* _TASK TO COMPLETE_:
In how many lines of the material below does the string "data" appear? Answer with a single number.

┄┄┄┄┄┄┄┄┄┄┄┄┄┄┄┄┄┄┄┄

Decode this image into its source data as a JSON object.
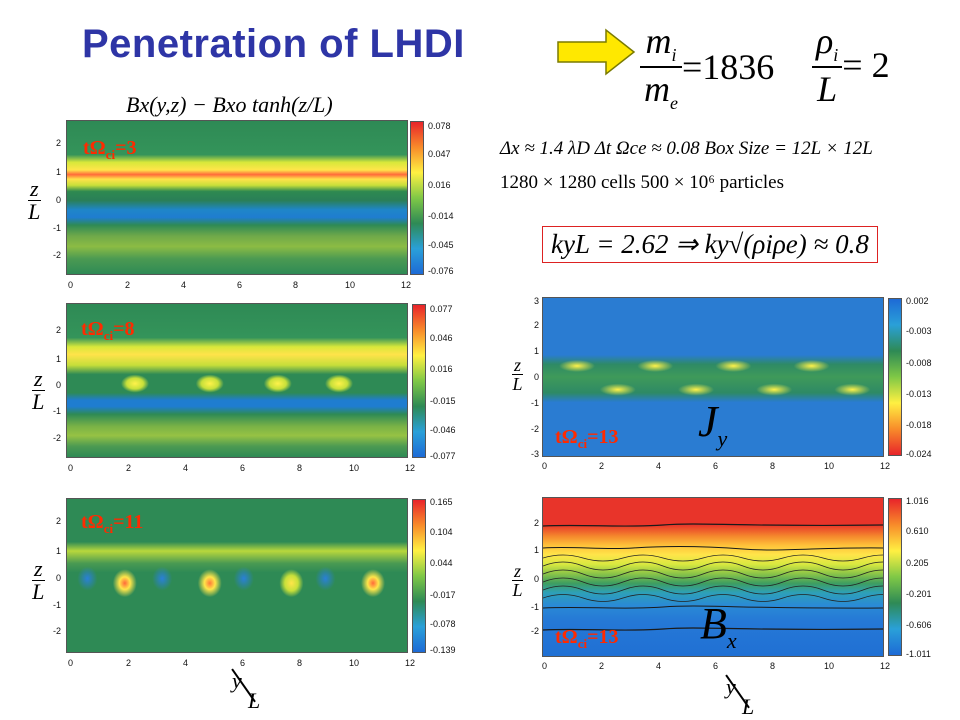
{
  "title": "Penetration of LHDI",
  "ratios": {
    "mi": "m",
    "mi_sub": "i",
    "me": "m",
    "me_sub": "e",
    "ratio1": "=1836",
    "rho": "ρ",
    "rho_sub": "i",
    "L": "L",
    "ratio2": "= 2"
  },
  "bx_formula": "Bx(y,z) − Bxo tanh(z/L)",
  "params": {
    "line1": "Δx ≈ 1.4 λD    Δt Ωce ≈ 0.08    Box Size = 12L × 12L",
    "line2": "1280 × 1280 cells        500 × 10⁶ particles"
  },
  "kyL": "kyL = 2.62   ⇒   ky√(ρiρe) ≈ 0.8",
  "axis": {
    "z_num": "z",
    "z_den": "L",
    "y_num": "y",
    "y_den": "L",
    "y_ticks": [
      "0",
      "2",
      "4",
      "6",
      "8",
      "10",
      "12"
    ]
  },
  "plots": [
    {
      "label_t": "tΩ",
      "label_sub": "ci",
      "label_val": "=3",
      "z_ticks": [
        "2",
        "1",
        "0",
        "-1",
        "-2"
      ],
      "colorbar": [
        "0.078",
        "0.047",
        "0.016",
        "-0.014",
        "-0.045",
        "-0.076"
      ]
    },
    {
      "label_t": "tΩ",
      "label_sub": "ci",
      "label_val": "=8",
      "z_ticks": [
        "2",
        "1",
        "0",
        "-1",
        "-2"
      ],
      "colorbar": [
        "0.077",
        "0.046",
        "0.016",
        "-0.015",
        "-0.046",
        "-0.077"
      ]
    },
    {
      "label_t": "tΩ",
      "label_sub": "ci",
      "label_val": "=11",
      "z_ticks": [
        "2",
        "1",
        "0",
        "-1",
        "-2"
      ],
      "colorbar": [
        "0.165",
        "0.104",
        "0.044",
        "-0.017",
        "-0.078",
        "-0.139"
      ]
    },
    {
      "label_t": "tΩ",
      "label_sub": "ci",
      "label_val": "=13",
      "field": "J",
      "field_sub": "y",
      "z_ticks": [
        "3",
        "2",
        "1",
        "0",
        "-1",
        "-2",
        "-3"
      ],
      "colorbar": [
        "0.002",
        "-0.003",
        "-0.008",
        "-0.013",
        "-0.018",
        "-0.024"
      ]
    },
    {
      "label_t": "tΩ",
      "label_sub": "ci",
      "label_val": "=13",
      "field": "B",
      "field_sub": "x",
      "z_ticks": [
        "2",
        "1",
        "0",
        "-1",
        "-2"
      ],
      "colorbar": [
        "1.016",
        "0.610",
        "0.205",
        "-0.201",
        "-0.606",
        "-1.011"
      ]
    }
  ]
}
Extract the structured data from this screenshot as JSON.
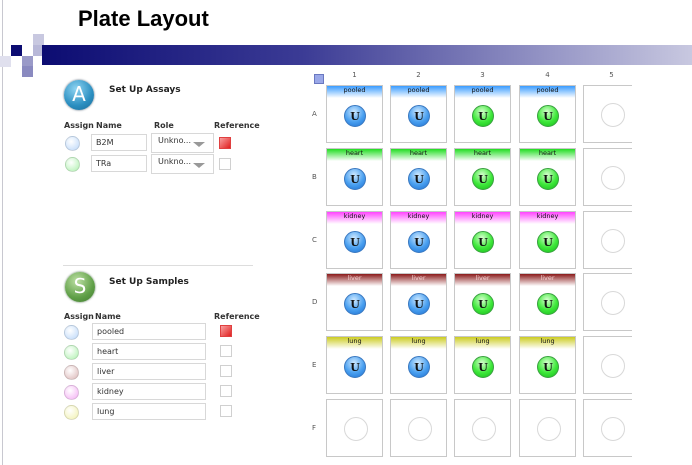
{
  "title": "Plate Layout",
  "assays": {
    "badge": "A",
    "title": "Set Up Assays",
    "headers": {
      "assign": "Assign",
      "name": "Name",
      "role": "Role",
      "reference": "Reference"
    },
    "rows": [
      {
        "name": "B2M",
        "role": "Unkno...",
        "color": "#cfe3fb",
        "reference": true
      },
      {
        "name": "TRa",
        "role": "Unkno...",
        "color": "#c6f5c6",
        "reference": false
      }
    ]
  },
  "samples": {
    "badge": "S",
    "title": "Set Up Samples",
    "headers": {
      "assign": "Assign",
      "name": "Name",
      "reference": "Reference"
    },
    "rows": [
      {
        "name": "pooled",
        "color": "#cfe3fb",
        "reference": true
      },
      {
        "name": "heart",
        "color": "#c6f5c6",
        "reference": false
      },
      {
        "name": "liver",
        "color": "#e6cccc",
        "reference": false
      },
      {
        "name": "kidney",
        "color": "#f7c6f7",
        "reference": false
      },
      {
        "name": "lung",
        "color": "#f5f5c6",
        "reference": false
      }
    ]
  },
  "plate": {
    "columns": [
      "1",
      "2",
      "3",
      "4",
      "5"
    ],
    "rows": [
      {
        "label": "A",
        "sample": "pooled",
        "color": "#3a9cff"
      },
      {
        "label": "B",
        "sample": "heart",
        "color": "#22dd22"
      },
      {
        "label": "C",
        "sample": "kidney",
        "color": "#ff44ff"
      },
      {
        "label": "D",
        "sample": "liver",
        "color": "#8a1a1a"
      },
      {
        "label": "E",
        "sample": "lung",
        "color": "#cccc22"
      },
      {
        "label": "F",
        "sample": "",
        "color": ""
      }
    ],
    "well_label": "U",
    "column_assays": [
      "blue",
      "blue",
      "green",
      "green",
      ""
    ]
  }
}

┄┄┄┄┄┄┄┄┄┄┄┄┄┄┄┄┄┄┄┄

* _RESULT OF THIS TASK_:
2